### What you are asked to do
Copy every line of the data that contains the string "Output".

____________________

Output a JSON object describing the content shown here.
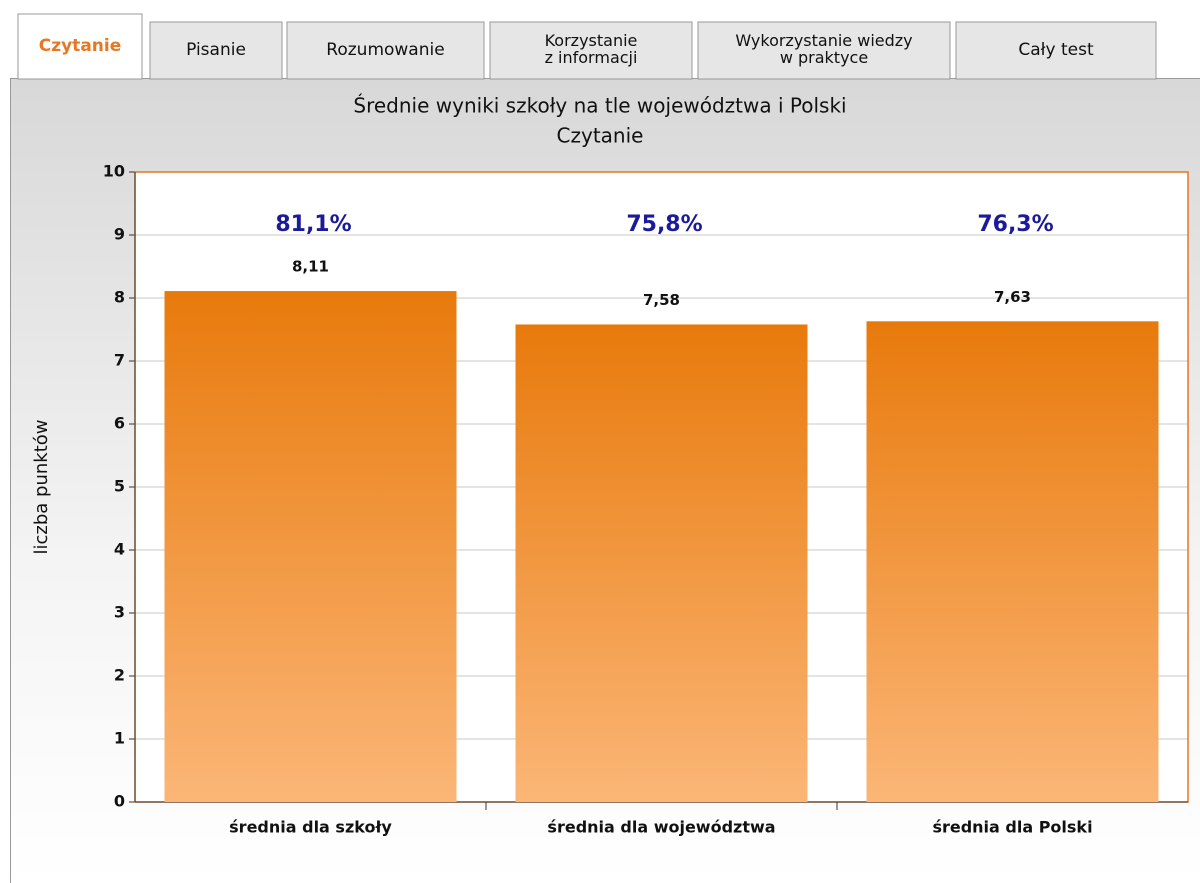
{
  "tabs": [
    [
      "Czytanie"
    ],
    [
      "Pisanie"
    ],
    [
      "Rozumowanie"
    ],
    [
      "Korzystanie",
      "z informacji"
    ],
    [
      "Wykorzystanie wiedzy",
      "w praktyce"
    ],
    [
      "Cały test"
    ]
  ],
  "active_tab": 0,
  "chart_data": {
    "type": "bar",
    "title": "Średnie wyniki szkoły na tle województwa i Polski",
    "subtitle": "Czytanie",
    "y_label": "liczba punktów",
    "categories": [
      "średnia dla szkoły",
      "średnia dla województwa",
      "średnia dla Polski"
    ],
    "values": [
      8.11,
      7.58,
      7.63
    ],
    "value_labels": [
      "8,11",
      "7,58",
      "7,63"
    ],
    "annotations": [
      "81,1%",
      "75,8%",
      "76,3%"
    ],
    "color": "#e87a0c",
    "ylim": [
      0,
      10
    ],
    "yticks": [
      0,
      1,
      2,
      3,
      4,
      5,
      6,
      7,
      8,
      9,
      10
    ],
    "grid": true
  }
}
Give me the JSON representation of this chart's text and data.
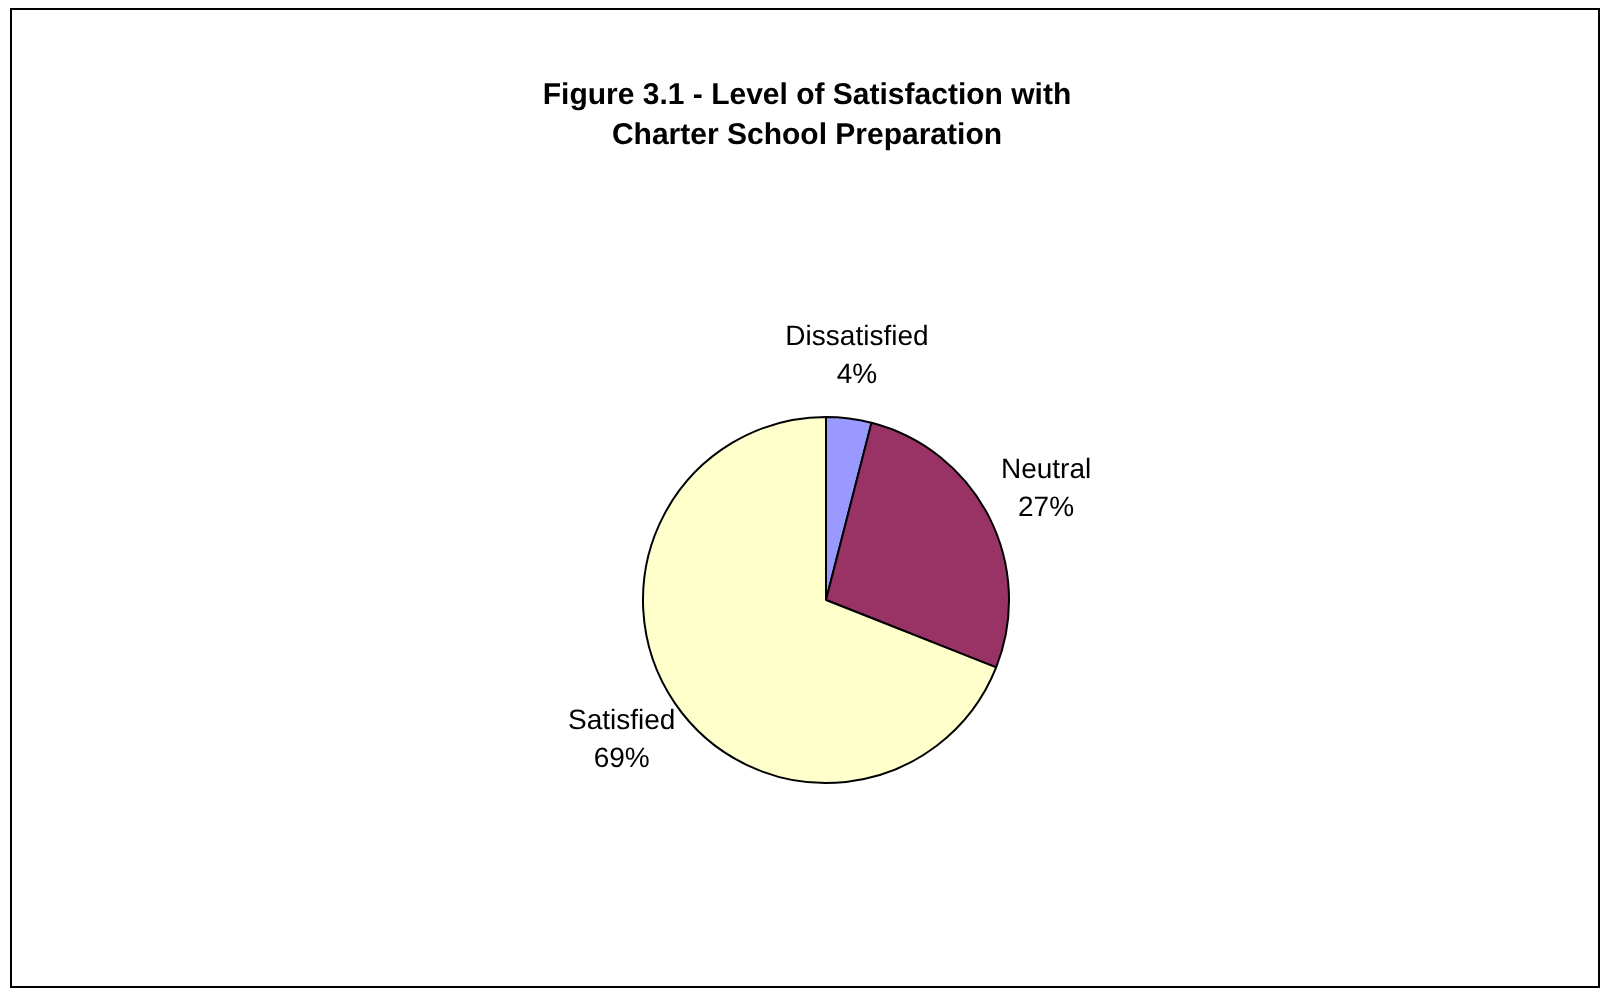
{
  "chart_data": {
    "type": "pie",
    "title": "Figure 3.1 - Level of Satisfaction with Charter School Preparation",
    "categories": [
      "Dissatisfied",
      "Neutral",
      "Satisfied"
    ],
    "values": [
      4,
      27,
      69
    ],
    "colors": [
      "#9999ff",
      "#993366",
      "#ffffcc"
    ],
    "value_labels": [
      "4%",
      "27%",
      "69%"
    ],
    "legend": false
  }
}
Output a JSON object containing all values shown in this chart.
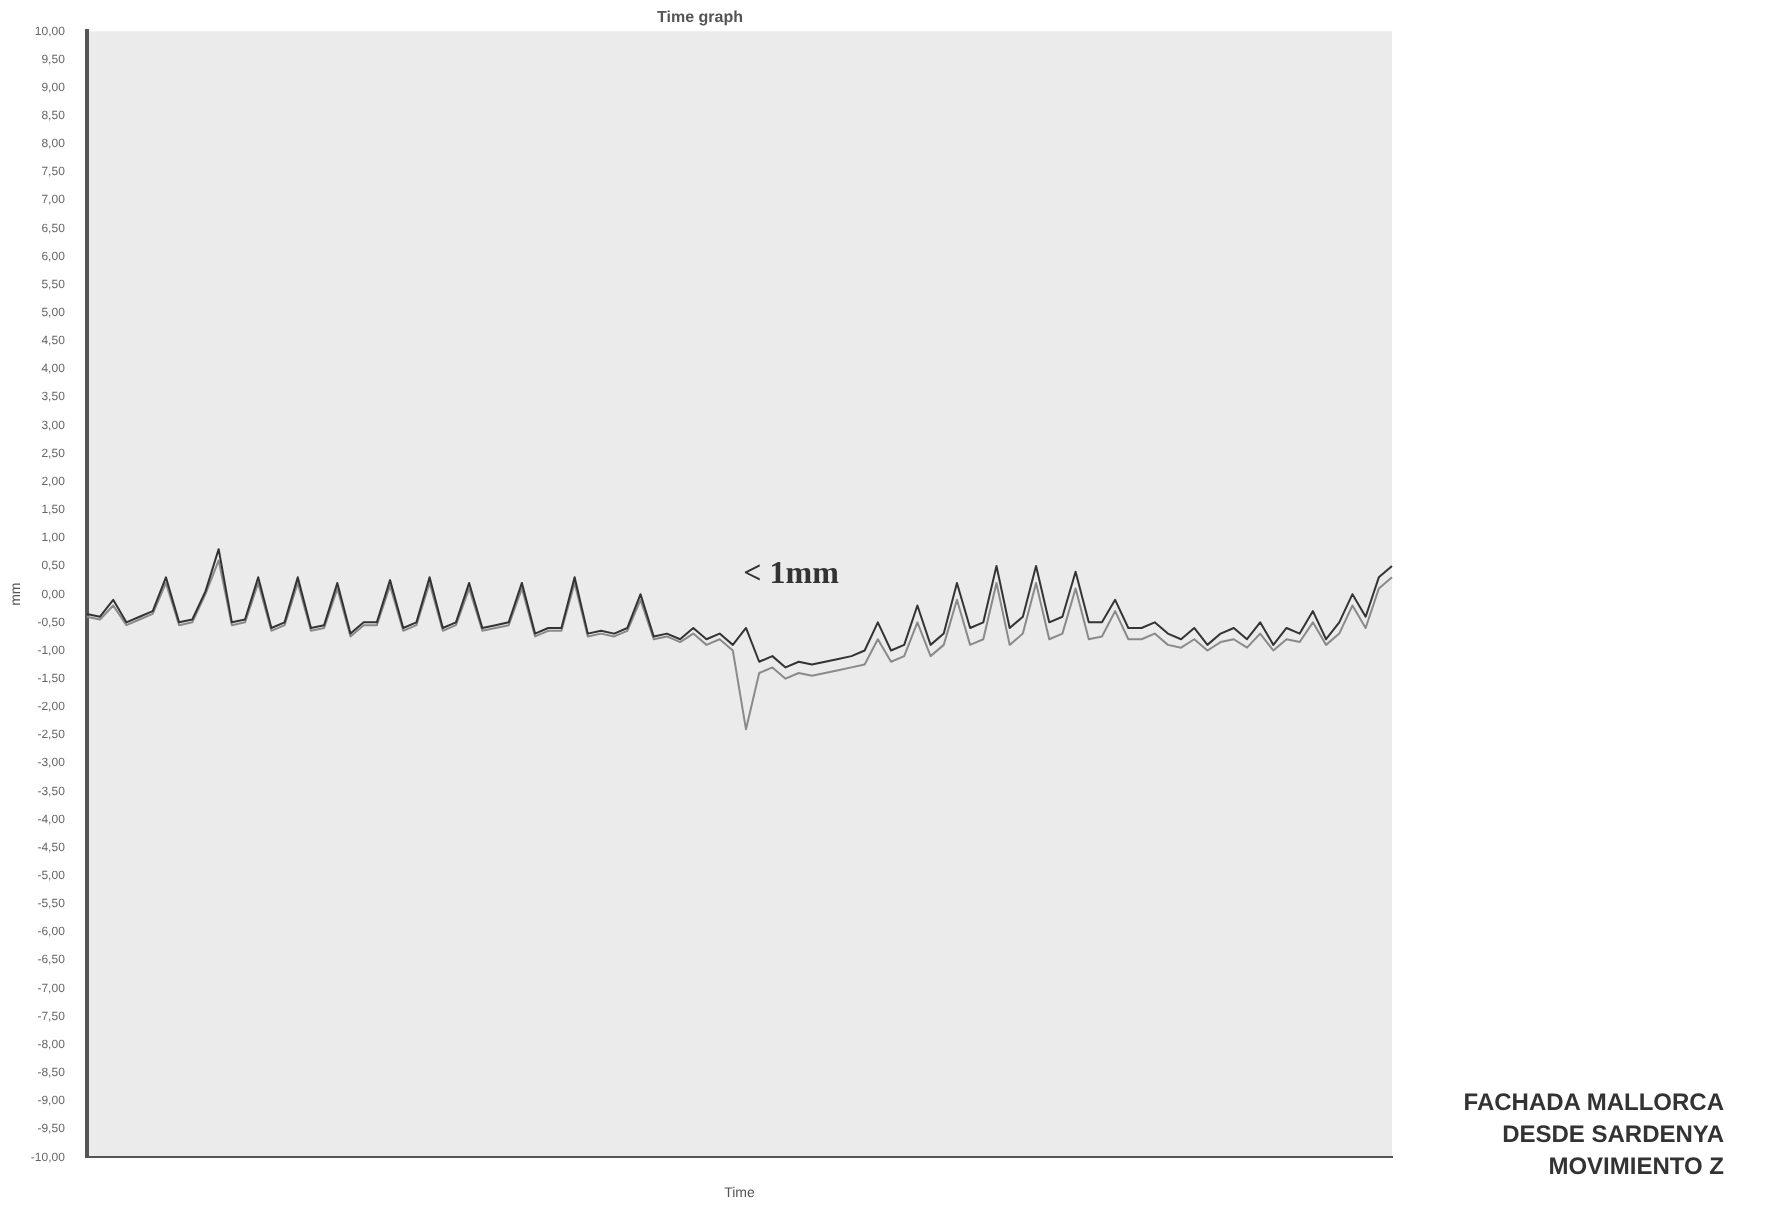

____________________

### Written solution
Output a JSON object describing the content shown here.
Output a JSON object containing all values shown in this chart.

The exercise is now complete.